--- BEGIN ---

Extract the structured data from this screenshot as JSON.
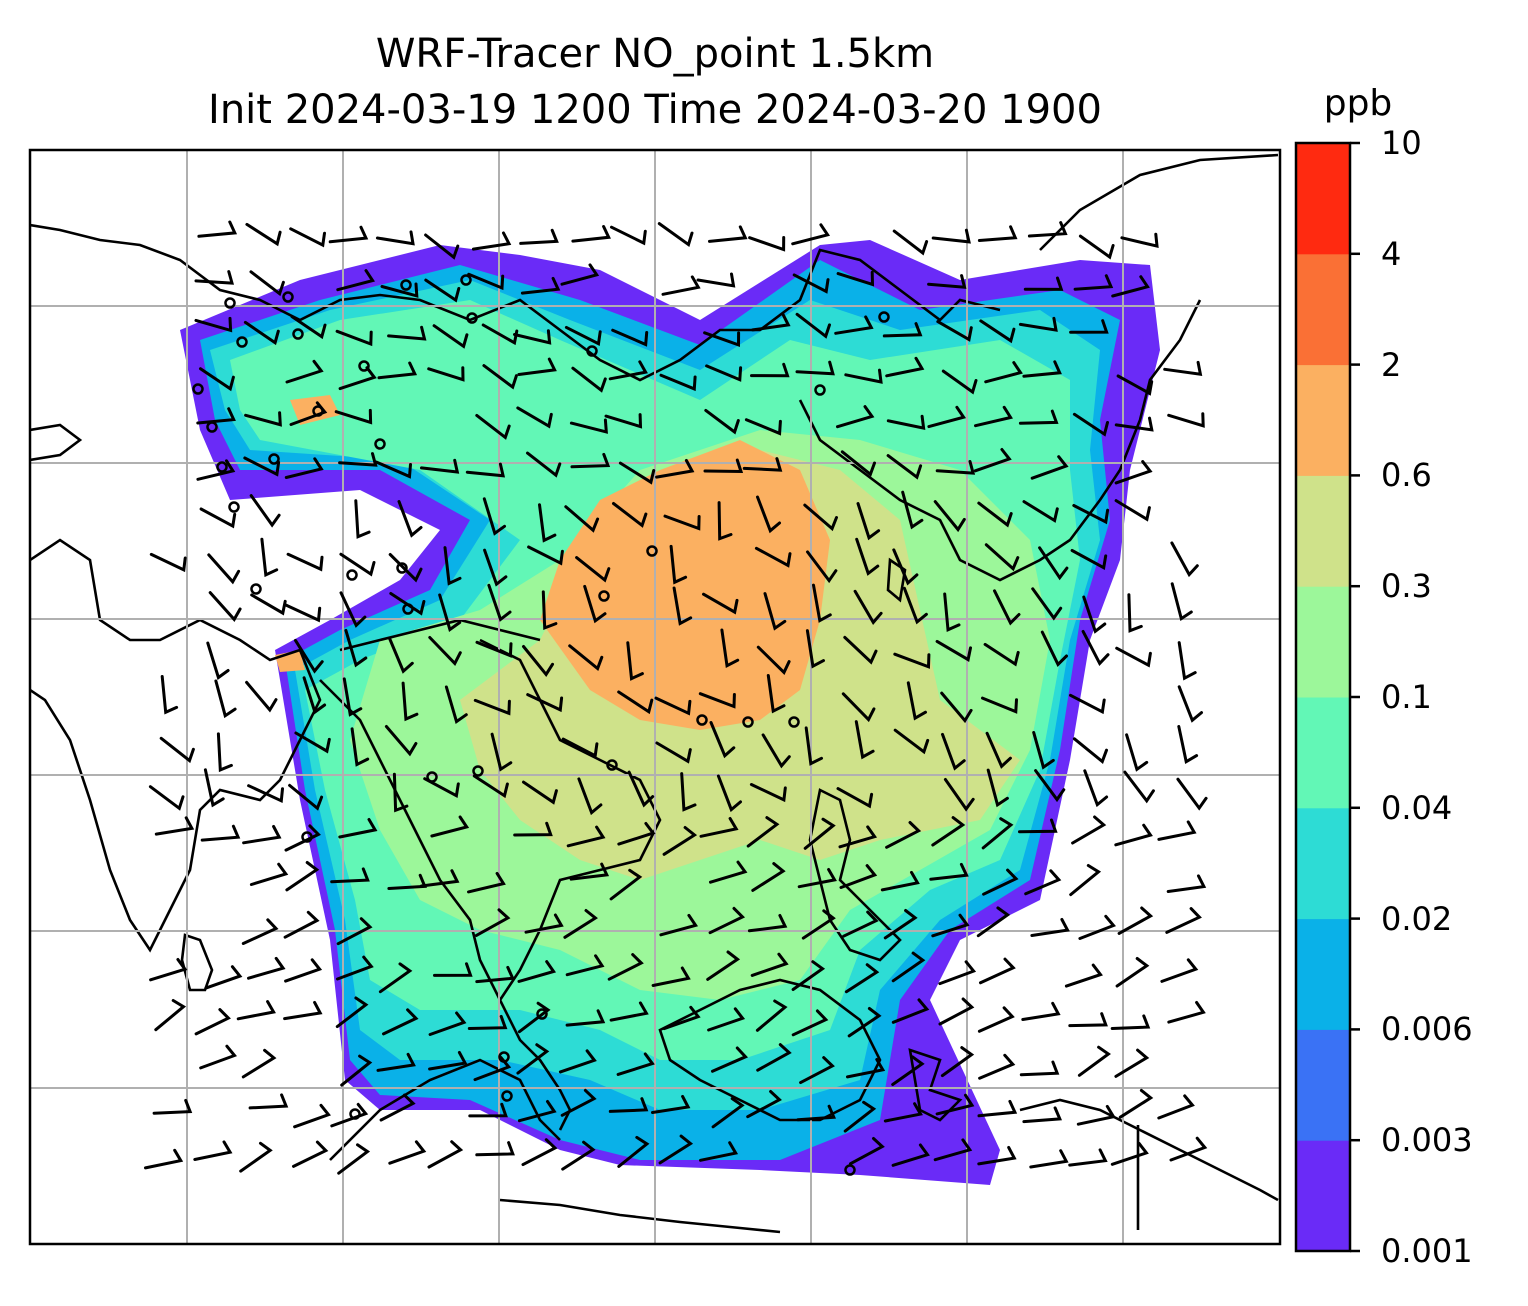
{
  "title_line1": "WRF-Tracer NO_point 1.5km",
  "title_line2": "Init 2024-03-19 1200 Time 2024-03-20 1900",
  "colorbar": {
    "unit": "ppb",
    "levels": [
      "0.001",
      "0.003",
      "0.006",
      "0.02",
      "0.04",
      "0.1",
      "0.3",
      "0.6",
      "2",
      "4",
      "10"
    ],
    "colors": [
      "#6a2bf7",
      "#3a72f5",
      "#0ab1e8",
      "#2ddcd5",
      "#62f7b6",
      "#9cf79a",
      "#cfe28a",
      "#fbb061",
      "#fa7035",
      "#ff2a10"
    ]
  },
  "map": {
    "gridlines": true,
    "features": [
      "coastlines",
      "country-borders",
      "wind-barbs",
      "tracer-concentration-field",
      "calm-wind-circles"
    ]
  }
}
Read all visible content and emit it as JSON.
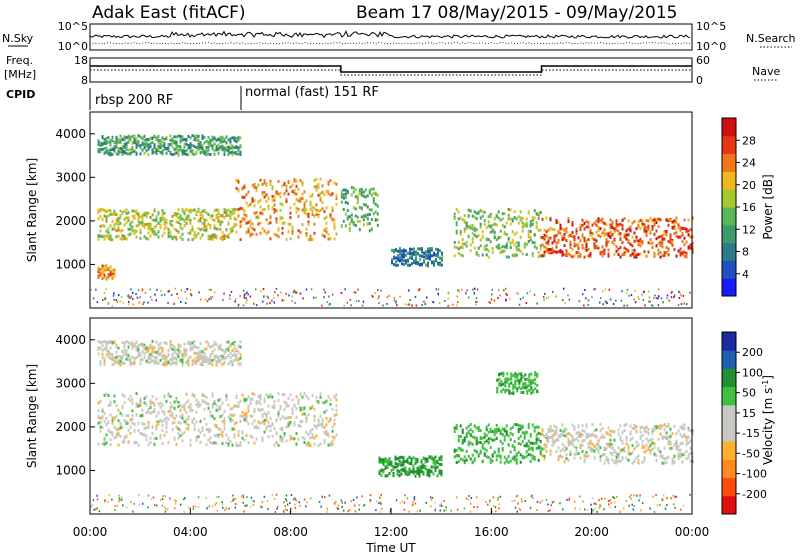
{
  "header": {
    "station": "Adak East (fitACF)",
    "beam_date": "Beam 17 08/May/2015 - 09/May/2015"
  },
  "left_labels": {
    "nsky": "N.Sky",
    "freq": "Freq.",
    "mhz": "[MHz]",
    "cpid": "CPID"
  },
  "right_labels": {
    "nsearch": "N.Search",
    "nave": "Nave"
  },
  "top_panel": {
    "left_ticks": [
      "10^5",
      "10^0"
    ],
    "right_ticks": [
      "10^5",
      "10^0"
    ]
  },
  "freq_panel": {
    "left_ticks": [
      "18",
      "8"
    ],
    "right_ticks": [
      "60",
      "0"
    ]
  },
  "cpid": {
    "seg1": "rbsp 200 RF",
    "seg2": "normal (fast) 151 RF"
  },
  "colors": {
    "power": [
      "#1a1aff",
      "#1f4fc0",
      "#2a7a8a",
      "#3f9a6a",
      "#58b55a",
      "#a8c830",
      "#f0b820",
      "#f07818",
      "#e63810",
      "#d01010"
    ],
    "velocity": [
      "#e01010",
      "#ff4a10",
      "#ff8a20",
      "#ffb030",
      "#c8c8c0",
      "#c8c8c0",
      "#40c040",
      "#209030",
      "#1f5fb0",
      "#1a2aa0"
    ]
  },
  "chart_data": [
    {
      "type": "heatmap",
      "name": "power",
      "xlabel": "",
      "ylabel": "Slant Range [km]",
      "x_range_hours": [
        0,
        24
      ],
      "ylim": [
        0,
        4500
      ],
      "y_ticks": [
        "4000",
        "3000",
        "2000",
        "1000"
      ],
      "colorbar": {
        "label": "Power [dB]",
        "ticks": [
          "28",
          "24",
          "20",
          "16",
          "12",
          "8",
          "4"
        ],
        "range": [
          0,
          32
        ]
      },
      "bands": [
        {
          "t0": 0.3,
          "t1": 6,
          "r0": 3550,
          "r1": 4000,
          "power": 12
        },
        {
          "t0": 0.3,
          "t1": 5.8,
          "r0": 1600,
          "r1": 2300,
          "power": 18
        },
        {
          "t0": 5.8,
          "t1": 9.8,
          "r0": 1600,
          "r1": 3000,
          "power": 22
        },
        {
          "t0": 10,
          "t1": 11.5,
          "r0": 1800,
          "r1": 2800,
          "power": 14
        },
        {
          "t0": 12,
          "t1": 14,
          "r0": 1000,
          "r1": 1400,
          "power": 8
        },
        {
          "t0": 14.5,
          "t1": 18,
          "r0": 1200,
          "r1": 2300,
          "power": 16
        },
        {
          "t0": 18,
          "t1": 24,
          "r0": 1200,
          "r1": 2100,
          "power": 26
        },
        {
          "t0": 0.3,
          "t1": 1,
          "r0": 700,
          "r1": 1000,
          "power": 24
        }
      ]
    },
    {
      "type": "heatmap",
      "name": "velocity",
      "xlabel": "Time UT",
      "ylabel": "Slant Range [km]",
      "x_range_hours": [
        0,
        24
      ],
      "x_ticks": [
        "00:00",
        "04:00",
        "08:00",
        "12:00",
        "16:00",
        "20:00",
        "00:00"
      ],
      "ylim": [
        0,
        4500
      ],
      "y_ticks": [
        "4000",
        "3000",
        "2000",
        "1000"
      ],
      "colorbar": {
        "label": "Velocity [m s^-1]",
        "ticks": [
          "200",
          "100",
          "50",
          "15",
          "-15",
          "-50",
          "-100",
          "-200"
        ]
      },
      "bands": [
        {
          "t0": 0.3,
          "t1": 6,
          "r0": 3450,
          "r1": 4000,
          "velocity": 0
        },
        {
          "t0": 0.3,
          "t1": 9.8,
          "r0": 1600,
          "r1": 2800,
          "velocity": 0
        },
        {
          "t0": 11.5,
          "t1": 14,
          "r0": 900,
          "r1": 1350,
          "velocity": 60
        },
        {
          "t0": 14.5,
          "t1": 18,
          "r0": 1200,
          "r1": 2100,
          "velocity": 40
        },
        {
          "t0": 16.2,
          "t1": 17.8,
          "r0": 2800,
          "r1": 3300,
          "velocity": 40
        },
        {
          "t0": 18,
          "t1": 24,
          "r0": 1200,
          "r1": 2100,
          "velocity": 0
        }
      ]
    }
  ]
}
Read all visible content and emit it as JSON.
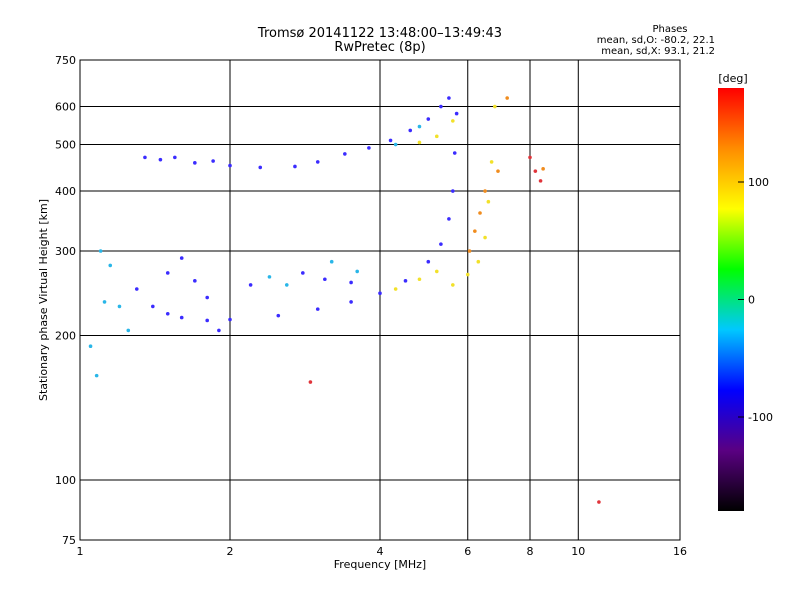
{
  "header": {
    "title": "Tromsø 20141122 13:48:00–13:49:43",
    "subtitle": "RwPretec (8p)"
  },
  "stats": {
    "heading": "Phases",
    "line_o": "mean, sd,O: -80.2, 22.1",
    "line_x": "mean, sd,X:  93.1, 21.2"
  },
  "chart_data": {
    "type": "scatter",
    "title": "Tromsø 20141122 13:48:00–13:49:43",
    "subtitle": "RwPretec (8p)",
    "xlabel": "Frequency [MHz]",
    "ylabel": "Stationary phase Virtual Height [km]",
    "xscale": "log",
    "yscale": "log",
    "xlim": [
      1,
      16
    ],
    "ylim": [
      75,
      750
    ],
    "xticks": [
      1,
      2,
      4,
      6,
      8,
      10,
      16
    ],
    "yticks": [
      75,
      100,
      200,
      300,
      400,
      500,
      600,
      750
    ],
    "grid": true,
    "colorbar": {
      "label": "[deg]",
      "range": [
        -180,
        180
      ],
      "ticks": [
        100,
        0,
        -100
      ],
      "colors": [
        "#000000",
        "#5a0082",
        "#0000ff",
        "#00c8ff",
        "#00ff00",
        "#ffff00",
        "#ff8c00",
        "#ff0000"
      ]
    },
    "series": [
      {
        "points": [
          [
            1.35,
            470
          ],
          [
            1.45,
            465
          ],
          [
            1.55,
            470
          ],
          [
            1.7,
            458
          ],
          [
            1.85,
            462
          ],
          [
            2.0,
            452
          ],
          [
            2.3,
            448
          ],
          [
            2.7,
            450
          ],
          [
            3.0,
            460
          ],
          [
            3.4,
            478
          ],
          [
            3.8,
            492
          ],
          [
            4.2,
            510
          ],
          [
            4.6,
            535
          ],
          [
            5.0,
            565
          ],
          [
            5.3,
            600
          ],
          [
            5.5,
            625
          ],
          [
            1.3,
            250
          ],
          [
            1.4,
            230
          ],
          [
            1.5,
            222
          ],
          [
            1.6,
            218
          ],
          [
            1.8,
            215
          ],
          [
            2.0,
            216
          ],
          [
            2.5,
            220
          ],
          [
            3.0,
            227
          ],
          [
            3.5,
            235
          ],
          [
            4.0,
            245
          ],
          [
            4.5,
            260
          ],
          [
            5.0,
            285
          ],
          [
            5.3,
            310
          ],
          [
            5.5,
            350
          ],
          [
            5.6,
            400
          ],
          [
            5.65,
            480
          ],
          [
            5.7,
            580
          ],
          [
            1.5,
            270
          ],
          [
            1.6,
            290
          ],
          [
            1.7,
            260
          ],
          [
            1.8,
            240
          ],
          [
            1.9,
            205
          ],
          [
            2.2,
            255
          ],
          [
            2.8,
            270
          ],
          [
            3.1,
            262
          ],
          [
            3.5,
            258
          ]
        ]
      },
      {
        "points": [
          [
            1.05,
            190
          ],
          [
            1.08,
            165
          ],
          [
            1.12,
            235
          ],
          [
            1.15,
            280
          ],
          [
            1.1,
            300
          ],
          [
            1.2,
            230
          ],
          [
            1.25,
            205
          ],
          [
            2.4,
            265
          ],
          [
            2.6,
            255
          ],
          [
            3.2,
            285
          ],
          [
            3.6,
            272
          ],
          [
            4.3,
            500
          ],
          [
            4.8,
            545
          ]
        ]
      },
      {
        "points": [
          [
            4.3,
            250
          ],
          [
            4.8,
            262
          ],
          [
            5.2,
            272
          ],
          [
            5.6,
            255
          ],
          [
            6.0,
            268
          ],
          [
            6.3,
            285
          ],
          [
            6.5,
            320
          ],
          [
            6.6,
            380
          ],
          [
            6.7,
            460
          ],
          [
            6.8,
            600
          ],
          [
            5.6,
            560
          ],
          [
            4.8,
            505
          ],
          [
            5.2,
            520
          ]
        ]
      },
      {
        "points": [
          [
            6.05,
            300
          ],
          [
            6.2,
            330
          ],
          [
            6.35,
            360
          ],
          [
            6.5,
            400
          ],
          [
            6.9,
            440
          ],
          [
            7.2,
            625
          ],
          [
            8.5,
            445
          ]
        ]
      },
      {
        "points": [
          [
            8.0,
            470
          ],
          [
            8.2,
            440
          ],
          [
            8.4,
            420
          ],
          [
            2.9,
            160
          ],
          [
            11.0,
            90
          ]
        ]
      }
    ]
  }
}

--- END ---

### PROBLEM STATEMENT
Scan the material above and determine how many lines include the word "colorbar"; report only the number.

### PROBLEM SOLUTION
4